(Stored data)
=-=-=-=-=

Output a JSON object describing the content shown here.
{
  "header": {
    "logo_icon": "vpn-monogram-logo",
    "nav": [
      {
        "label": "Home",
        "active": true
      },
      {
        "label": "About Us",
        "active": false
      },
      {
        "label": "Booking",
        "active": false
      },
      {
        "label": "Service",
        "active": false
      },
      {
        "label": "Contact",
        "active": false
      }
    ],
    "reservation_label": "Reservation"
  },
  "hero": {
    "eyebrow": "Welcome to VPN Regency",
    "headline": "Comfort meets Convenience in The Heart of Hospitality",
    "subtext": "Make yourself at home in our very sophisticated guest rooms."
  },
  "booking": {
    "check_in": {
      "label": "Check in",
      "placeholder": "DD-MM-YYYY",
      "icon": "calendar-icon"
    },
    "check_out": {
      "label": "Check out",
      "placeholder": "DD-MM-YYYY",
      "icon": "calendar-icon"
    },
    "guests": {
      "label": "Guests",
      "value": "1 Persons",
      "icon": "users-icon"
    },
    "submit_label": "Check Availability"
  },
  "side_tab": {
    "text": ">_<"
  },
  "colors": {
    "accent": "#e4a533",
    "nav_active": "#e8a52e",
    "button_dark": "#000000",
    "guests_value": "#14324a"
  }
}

=-=-=-=-=

Given problem: Exactly as shown, repeat every record.

Complete response:
Output a JSON object describing the content shown here.
{
  "header": {
    "logo_icon": "vpn-monogram-logo",
    "nav": [
      {
        "label": "Home",
        "active": true
      },
      {
        "label": "About Us",
        "active": false
      },
      {
        "label": "Booking",
        "active": false
      },
      {
        "label": "Service",
        "active": false
      },
      {
        "label": "Contact",
        "active": false
      }
    ],
    "reservation_label": "Reservation"
  },
  "hero": {
    "eyebrow": "Welcome to VPN Regency",
    "headline": "Comfort meets Convenience in The Heart of Hospitality",
    "subtext": "Make yourself at home in our very sophisticated guest rooms."
  },
  "booking": {
    "check_in": {
      "label": "Check in",
      "placeholder": "DD-MM-YYYY",
      "icon": "calendar-icon"
    },
    "check_out": {
      "label": "Check out",
      "placeholder": "DD-MM-YYYY",
      "icon": "calendar-icon"
    },
    "guests": {
      "label": "Guests",
      "value": "1 Persons",
      "icon": "users-icon"
    },
    "submit_label": "Check Availability"
  },
  "side_tab": {
    "text": ">_<"
  },
  "colors": {
    "accent": "#e4a533",
    "nav_active": "#e8a52e",
    "button_dark": "#000000",
    "guests_value": "#14324a"
  }
}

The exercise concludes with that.